# REQUIRED WORK
Write out every line of the material exactly as it appears.

===== INPUT =====

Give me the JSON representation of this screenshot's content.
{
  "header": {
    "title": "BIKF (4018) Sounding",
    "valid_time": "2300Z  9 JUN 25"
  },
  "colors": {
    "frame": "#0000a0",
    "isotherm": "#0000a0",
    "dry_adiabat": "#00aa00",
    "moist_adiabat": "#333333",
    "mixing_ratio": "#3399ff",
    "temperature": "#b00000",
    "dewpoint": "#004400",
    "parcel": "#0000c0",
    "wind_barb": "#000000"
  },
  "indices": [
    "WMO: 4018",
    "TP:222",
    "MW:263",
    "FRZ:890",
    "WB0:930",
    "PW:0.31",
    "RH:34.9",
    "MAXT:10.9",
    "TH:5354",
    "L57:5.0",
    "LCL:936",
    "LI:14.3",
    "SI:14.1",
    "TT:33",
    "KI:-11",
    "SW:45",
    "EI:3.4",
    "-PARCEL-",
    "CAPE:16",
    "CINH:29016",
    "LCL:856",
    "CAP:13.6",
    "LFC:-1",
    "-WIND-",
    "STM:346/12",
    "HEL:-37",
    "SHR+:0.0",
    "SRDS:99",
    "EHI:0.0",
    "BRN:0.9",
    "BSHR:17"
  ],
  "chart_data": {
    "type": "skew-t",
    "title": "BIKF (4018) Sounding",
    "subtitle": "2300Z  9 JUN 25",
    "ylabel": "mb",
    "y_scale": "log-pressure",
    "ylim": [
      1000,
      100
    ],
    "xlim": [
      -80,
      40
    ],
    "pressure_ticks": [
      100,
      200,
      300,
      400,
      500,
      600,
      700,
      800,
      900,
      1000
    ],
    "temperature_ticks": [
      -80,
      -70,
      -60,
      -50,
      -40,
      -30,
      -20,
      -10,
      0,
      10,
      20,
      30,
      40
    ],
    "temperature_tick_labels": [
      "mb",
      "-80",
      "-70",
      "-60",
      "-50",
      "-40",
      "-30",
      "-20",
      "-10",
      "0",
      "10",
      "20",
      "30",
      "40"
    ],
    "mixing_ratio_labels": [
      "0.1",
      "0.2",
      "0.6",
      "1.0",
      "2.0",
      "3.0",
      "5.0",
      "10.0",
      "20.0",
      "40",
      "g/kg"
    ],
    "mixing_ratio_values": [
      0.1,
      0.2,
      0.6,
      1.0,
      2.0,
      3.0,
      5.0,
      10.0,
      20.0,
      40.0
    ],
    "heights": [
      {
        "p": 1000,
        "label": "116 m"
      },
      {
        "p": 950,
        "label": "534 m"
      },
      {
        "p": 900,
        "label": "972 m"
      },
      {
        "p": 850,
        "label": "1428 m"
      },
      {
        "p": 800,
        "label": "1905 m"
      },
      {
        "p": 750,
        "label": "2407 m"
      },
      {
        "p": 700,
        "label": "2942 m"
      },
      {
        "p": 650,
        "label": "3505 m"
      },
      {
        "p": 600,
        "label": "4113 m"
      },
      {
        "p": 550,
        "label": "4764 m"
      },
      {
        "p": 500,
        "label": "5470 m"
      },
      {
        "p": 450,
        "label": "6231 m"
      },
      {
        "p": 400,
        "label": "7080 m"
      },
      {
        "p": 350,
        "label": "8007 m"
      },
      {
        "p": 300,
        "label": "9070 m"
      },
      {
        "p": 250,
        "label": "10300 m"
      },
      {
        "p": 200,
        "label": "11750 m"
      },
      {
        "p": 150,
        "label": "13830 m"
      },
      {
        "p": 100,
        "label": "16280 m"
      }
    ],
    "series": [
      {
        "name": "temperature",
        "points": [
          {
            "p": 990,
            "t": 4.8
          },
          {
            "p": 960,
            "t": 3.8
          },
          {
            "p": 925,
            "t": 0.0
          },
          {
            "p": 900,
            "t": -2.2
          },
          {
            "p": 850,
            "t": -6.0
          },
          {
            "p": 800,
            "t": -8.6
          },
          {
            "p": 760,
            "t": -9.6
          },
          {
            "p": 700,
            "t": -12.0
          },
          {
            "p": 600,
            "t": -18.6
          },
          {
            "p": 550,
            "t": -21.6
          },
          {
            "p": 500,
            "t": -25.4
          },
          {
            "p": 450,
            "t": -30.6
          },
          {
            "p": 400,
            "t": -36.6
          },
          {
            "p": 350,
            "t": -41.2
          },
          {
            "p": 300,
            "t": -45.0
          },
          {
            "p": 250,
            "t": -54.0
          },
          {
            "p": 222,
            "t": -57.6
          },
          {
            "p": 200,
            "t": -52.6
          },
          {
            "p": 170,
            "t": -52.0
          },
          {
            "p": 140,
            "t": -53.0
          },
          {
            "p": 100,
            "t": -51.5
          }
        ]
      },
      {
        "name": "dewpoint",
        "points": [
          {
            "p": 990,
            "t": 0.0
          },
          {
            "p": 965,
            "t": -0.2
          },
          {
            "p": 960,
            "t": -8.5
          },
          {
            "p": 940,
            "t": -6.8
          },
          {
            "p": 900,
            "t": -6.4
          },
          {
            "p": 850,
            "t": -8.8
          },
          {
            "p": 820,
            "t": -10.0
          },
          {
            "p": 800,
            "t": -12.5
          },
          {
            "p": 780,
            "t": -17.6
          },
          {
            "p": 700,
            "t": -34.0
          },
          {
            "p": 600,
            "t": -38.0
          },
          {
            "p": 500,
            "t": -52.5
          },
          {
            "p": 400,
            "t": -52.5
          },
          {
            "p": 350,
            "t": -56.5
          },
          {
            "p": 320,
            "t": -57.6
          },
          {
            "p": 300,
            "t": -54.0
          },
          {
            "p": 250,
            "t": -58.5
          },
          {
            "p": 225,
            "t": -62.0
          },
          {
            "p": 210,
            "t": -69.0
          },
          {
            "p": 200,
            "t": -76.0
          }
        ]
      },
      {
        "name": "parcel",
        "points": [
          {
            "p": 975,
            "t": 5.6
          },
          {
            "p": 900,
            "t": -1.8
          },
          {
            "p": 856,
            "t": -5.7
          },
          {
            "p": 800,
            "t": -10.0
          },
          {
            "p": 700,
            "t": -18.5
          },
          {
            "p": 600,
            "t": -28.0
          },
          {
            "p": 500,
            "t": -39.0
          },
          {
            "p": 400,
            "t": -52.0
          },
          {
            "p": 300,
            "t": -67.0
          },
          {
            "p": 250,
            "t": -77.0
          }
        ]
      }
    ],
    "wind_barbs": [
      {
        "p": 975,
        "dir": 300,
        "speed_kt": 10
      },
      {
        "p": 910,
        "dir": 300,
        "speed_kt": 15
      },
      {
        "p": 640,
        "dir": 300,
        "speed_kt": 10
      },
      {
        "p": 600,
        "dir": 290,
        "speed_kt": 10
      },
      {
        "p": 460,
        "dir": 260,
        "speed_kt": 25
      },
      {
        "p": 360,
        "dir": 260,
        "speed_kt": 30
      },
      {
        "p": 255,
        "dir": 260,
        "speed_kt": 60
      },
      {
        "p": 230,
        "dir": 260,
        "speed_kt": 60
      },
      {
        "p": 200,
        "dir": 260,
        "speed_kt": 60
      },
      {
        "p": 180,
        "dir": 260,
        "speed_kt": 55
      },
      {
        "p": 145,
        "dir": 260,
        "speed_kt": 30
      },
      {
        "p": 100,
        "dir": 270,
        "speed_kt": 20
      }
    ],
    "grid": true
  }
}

=====

# WORKED ANSWER
Give me the JSON representation of this screenshot's content.
{
  "header": {
    "title": "BIKF (4018) Sounding",
    "valid_time": "2300Z  9 JUN 25"
  },
  "colors": {
    "frame": "#0000a0",
    "isotherm": "#0000a0",
    "dry_adiabat": "#00aa00",
    "moist_adiabat": "#333333",
    "mixing_ratio": "#3399ff",
    "temperature": "#b00000",
    "dewpoint": "#004400",
    "parcel": "#0000c0",
    "wind_barb": "#000000"
  },
  "indices": [
    "WMO: 4018",
    "TP:222",
    "MW:263",
    "FRZ:890",
    "WB0:930",
    "PW:0.31",
    "RH:34.9",
    "MAXT:10.9",
    "TH:5354",
    "L57:5.0",
    "LCL:936",
    "LI:14.3",
    "SI:14.1",
    "TT:33",
    "KI:-11",
    "SW:45",
    "EI:3.4",
    "-PARCEL-",
    "CAPE:16",
    "CINH:29016",
    "LCL:856",
    "CAP:13.6",
    "LFC:-1",
    "-WIND-",
    "STM:346/12",
    "HEL:-37",
    "SHR+:0.0",
    "SRDS:99",
    "EHI:0.0",
    "BRN:0.9",
    "BSHR:17"
  ],
  "chart_data": {
    "type": "skew-t",
    "title": "BIKF (4018) Sounding",
    "subtitle": "2300Z  9 JUN 25",
    "ylabel": "mb",
    "y_scale": "log-pressure",
    "ylim": [
      1000,
      100
    ],
    "xlim": [
      -80,
      40
    ],
    "pressure_ticks": [
      100,
      200,
      300,
      400,
      500,
      600,
      700,
      800,
      900,
      1000
    ],
    "temperature_ticks": [
      -80,
      -70,
      -60,
      -50,
      -40,
      -30,
      -20,
      -10,
      0,
      10,
      20,
      30,
      40
    ],
    "temperature_tick_labels": [
      "mb",
      "-80",
      "-70",
      "-60",
      "-50",
      "-40",
      "-30",
      "-20",
      "-10",
      "0",
      "10",
      "20",
      "30",
      "40"
    ],
    "mixing_ratio_labels": [
      "0.1",
      "0.2",
      "0.6",
      "1.0",
      "2.0",
      "3.0",
      "5.0",
      "10.0",
      "20.0",
      "40",
      "g/kg"
    ],
    "mixing_ratio_values": [
      0.1,
      0.2,
      0.6,
      1.0,
      2.0,
      3.0,
      5.0,
      10.0,
      20.0,
      40.0
    ],
    "heights": [
      {
        "p": 1000,
        "label": "116 m"
      },
      {
        "p": 950,
        "label": "534 m"
      },
      {
        "p": 900,
        "label": "972 m"
      },
      {
        "p": 850,
        "label": "1428 m"
      },
      {
        "p": 800,
        "label": "1905 m"
      },
      {
        "p": 750,
        "label": "2407 m"
      },
      {
        "p": 700,
        "label": "2942 m"
      },
      {
        "p": 650,
        "label": "3505 m"
      },
      {
        "p": 600,
        "label": "4113 m"
      },
      {
        "p": 550,
        "label": "4764 m"
      },
      {
        "p": 500,
        "label": "5470 m"
      },
      {
        "p": 450,
        "label": "6231 m"
      },
      {
        "p": 400,
        "label": "7080 m"
      },
      {
        "p": 350,
        "label": "8007 m"
      },
      {
        "p": 300,
        "label": "9070 m"
      },
      {
        "p": 250,
        "label": "10300 m"
      },
      {
        "p": 200,
        "label": "11750 m"
      },
      {
        "p": 150,
        "label": "13830 m"
      },
      {
        "p": 100,
        "label": "16280 m"
      }
    ],
    "series": [
      {
        "name": "temperature",
        "points": [
          {
            "p": 990,
            "t": 4.8
          },
          {
            "p": 960,
            "t": 3.8
          },
          {
            "p": 925,
            "t": 0.0
          },
          {
            "p": 900,
            "t": -2.2
          },
          {
            "p": 850,
            "t": -6.0
          },
          {
            "p": 800,
            "t": -8.6
          },
          {
            "p": 760,
            "t": -9.6
          },
          {
            "p": 700,
            "t": -12.0
          },
          {
            "p": 600,
            "t": -18.6
          },
          {
            "p": 550,
            "t": -21.6
          },
          {
            "p": 500,
            "t": -25.4
          },
          {
            "p": 450,
            "t": -30.6
          },
          {
            "p": 400,
            "t": -36.6
          },
          {
            "p": 350,
            "t": -41.2
          },
          {
            "p": 300,
            "t": -45.0
          },
          {
            "p": 250,
            "t": -54.0
          },
          {
            "p": 222,
            "t": -57.6
          },
          {
            "p": 200,
            "t": -52.6
          },
          {
            "p": 170,
            "t": -52.0
          },
          {
            "p": 140,
            "t": -53.0
          },
          {
            "p": 100,
            "t": -51.5
          }
        ]
      },
      {
        "name": "dewpoint",
        "points": [
          {
            "p": 990,
            "t": 0.0
          },
          {
            "p": 965,
            "t": -0.2
          },
          {
            "p": 960,
            "t": -8.5
          },
          {
            "p": 940,
            "t": -6.8
          },
          {
            "p": 900,
            "t": -6.4
          },
          {
            "p": 850,
            "t": -8.8
          },
          {
            "p": 820,
            "t": -10.0
          },
          {
            "p": 800,
            "t": -12.5
          },
          {
            "p": 780,
            "t": -17.6
          },
          {
            "p": 700,
            "t": -34.0
          },
          {
            "p": 600,
            "t": -38.0
          },
          {
            "p": 500,
            "t": -52.5
          },
          {
            "p": 400,
            "t": -52.5
          },
          {
            "p": 350,
            "t": -56.5
          },
          {
            "p": 320,
            "t": -57.6
          },
          {
            "p": 300,
            "t": -54.0
          },
          {
            "p": 250,
            "t": -58.5
          },
          {
            "p": 225,
            "t": -62.0
          },
          {
            "p": 210,
            "t": -69.0
          },
          {
            "p": 200,
            "t": -76.0
          }
        ]
      },
      {
        "name": "parcel",
        "points": [
          {
            "p": 975,
            "t": 5.6
          },
          {
            "p": 900,
            "t": -1.8
          },
          {
            "p": 856,
            "t": -5.7
          },
          {
            "p": 800,
            "t": -10.0
          },
          {
            "p": 700,
            "t": -18.5
          },
          {
            "p": 600,
            "t": -28.0
          },
          {
            "p": 500,
            "t": -39.0
          },
          {
            "p": 400,
            "t": -52.0
          },
          {
            "p": 300,
            "t": -67.0
          },
          {
            "p": 250,
            "t": -77.0
          }
        ]
      }
    ],
    "wind_barbs": [
      {
        "p": 975,
        "dir": 300,
        "speed_kt": 10
      },
      {
        "p": 910,
        "dir": 300,
        "speed_kt": 15
      },
      {
        "p": 640,
        "dir": 300,
        "speed_kt": 10
      },
      {
        "p": 600,
        "dir": 290,
        "speed_kt": 10
      },
      {
        "p": 460,
        "dir": 260,
        "speed_kt": 25
      },
      {
        "p": 360,
        "dir": 260,
        "speed_kt": 30
      },
      {
        "p": 255,
        "dir": 260,
        "speed_kt": 60
      },
      {
        "p": 230,
        "dir": 260,
        "speed_kt": 60
      },
      {
        "p": 200,
        "dir": 260,
        "speed_kt": 60
      },
      {
        "p": 180,
        "dir": 260,
        "speed_kt": 55
      },
      {
        "p": 145,
        "dir": 260,
        "speed_kt": 30
      },
      {
        "p": 100,
        "dir": 270,
        "speed_kt": 20
      }
    ],
    "grid": true
  }
}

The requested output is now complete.